### Task prompt
Copy every record below exactly as written, but leave out the pictures.

◆ ◆ ◆ ◆ ◆ ◆ ◆

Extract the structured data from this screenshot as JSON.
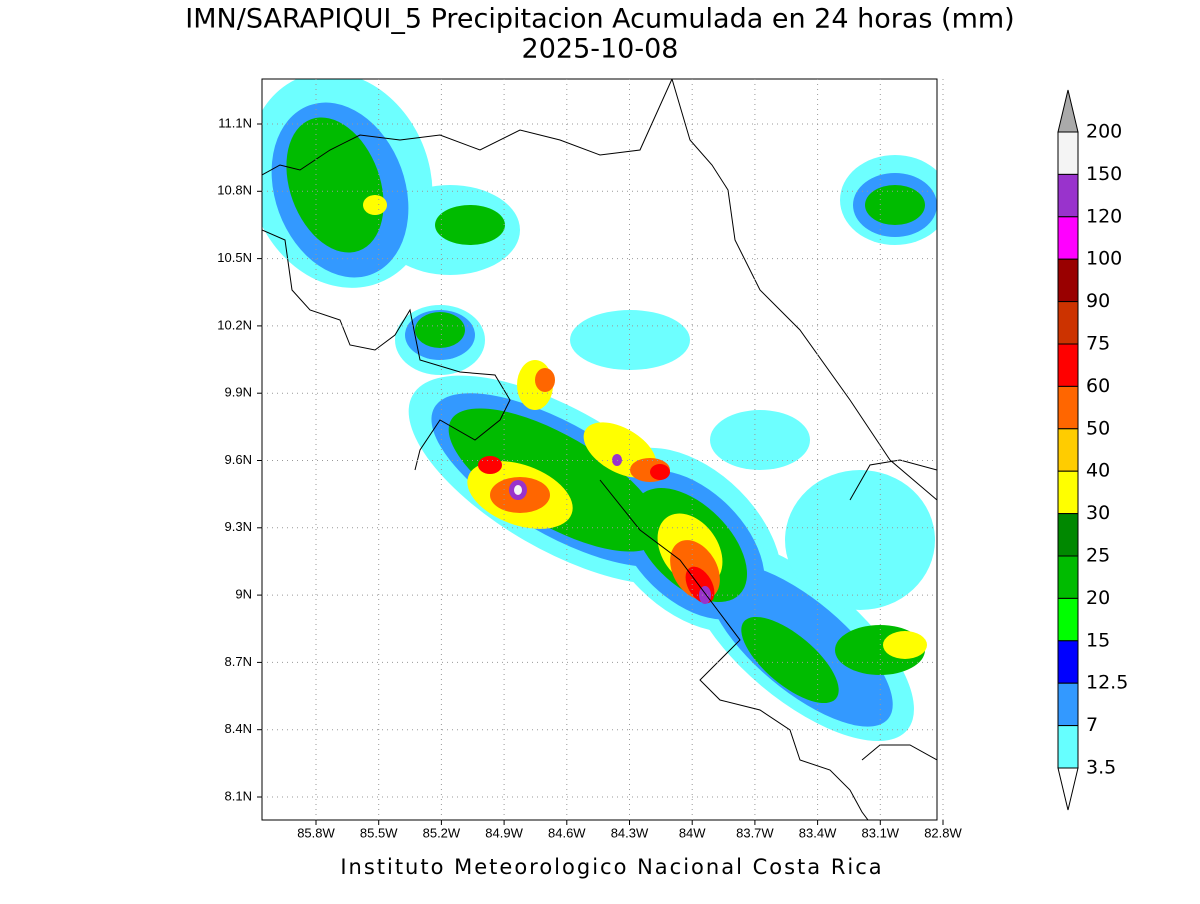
{
  "title": "IMN/SARAPIQUI_5 Precipitacion Acumulada en 24 horas (mm)",
  "subtitle": "2025-10-08",
  "x_ticks": [
    "85.8W",
    "85.5W",
    "85.2W",
    "84.9W",
    "84.6W",
    "84.3W",
    "84W",
    "83.7W",
    "83.4W",
    "83.1W",
    "82.8W"
  ],
  "y_ticks": [
    "11.1N",
    "10.8N",
    "10.5N",
    "10.2N",
    "9.9N",
    "9.6N",
    "9.3N",
    "9N",
    "8.7N",
    "8.4N",
    "8.1N"
  ],
  "colorbar": {
    "labels": [
      "200",
      "150",
      "120",
      "100",
      "90",
      "75",
      "60",
      "50",
      "40",
      "30",
      "25",
      "20",
      "15",
      "12.5",
      "7",
      "3.5"
    ],
    "colors": [
      "#f4f4f4",
      "#9933cc",
      "#ff00ff",
      "#990000",
      "#cc3300",
      "#ff0000",
      "#ff6600",
      "#ffcc00",
      "#ffff00",
      "#008800",
      "#00bb00",
      "#00ff00",
      "#0000ff",
      "#3399ff",
      "#66ffff"
    ],
    "over_color": "#aaaaaa",
    "under_color": "#ffffff"
  },
  "footer": "Instituto Meteorologico Nacional Costa Rica"
}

◆ ◆ ◆ ◆ ◆ ◆ ◆

### Completed task
Extract the structured data from this screenshot as JSON.
{
  "title": "IMN/SARAPIQUI_5 Precipitacion Acumulada en 24 horas (mm)",
  "subtitle": "2025-10-08",
  "x_ticks": [
    "85.8W",
    "85.5W",
    "85.2W",
    "84.9W",
    "84.6W",
    "84.3W",
    "84W",
    "83.7W",
    "83.4W",
    "83.1W",
    "82.8W"
  ],
  "y_ticks": [
    "11.1N",
    "10.8N",
    "10.5N",
    "10.2N",
    "9.9N",
    "9.6N",
    "9.3N",
    "9N",
    "8.7N",
    "8.4N",
    "8.1N"
  ],
  "colorbar": {
    "labels": [
      "200",
      "150",
      "120",
      "100",
      "90",
      "75",
      "60",
      "50",
      "40",
      "30",
      "25",
      "20",
      "15",
      "12.5",
      "7",
      "3.5"
    ],
    "colors": [
      "#f4f4f4",
      "#9933cc",
      "#ff00ff",
      "#990000",
      "#cc3300",
      "#ff0000",
      "#ff6600",
      "#ffcc00",
      "#ffff00",
      "#008800",
      "#00bb00",
      "#00ff00",
      "#0000ff",
      "#3399ff",
      "#66ffff"
    ],
    "over_color": "#aaaaaa",
    "under_color": "#ffffff"
  },
  "footer": "Instituto Meteorologico Nacional Costa Rica"
}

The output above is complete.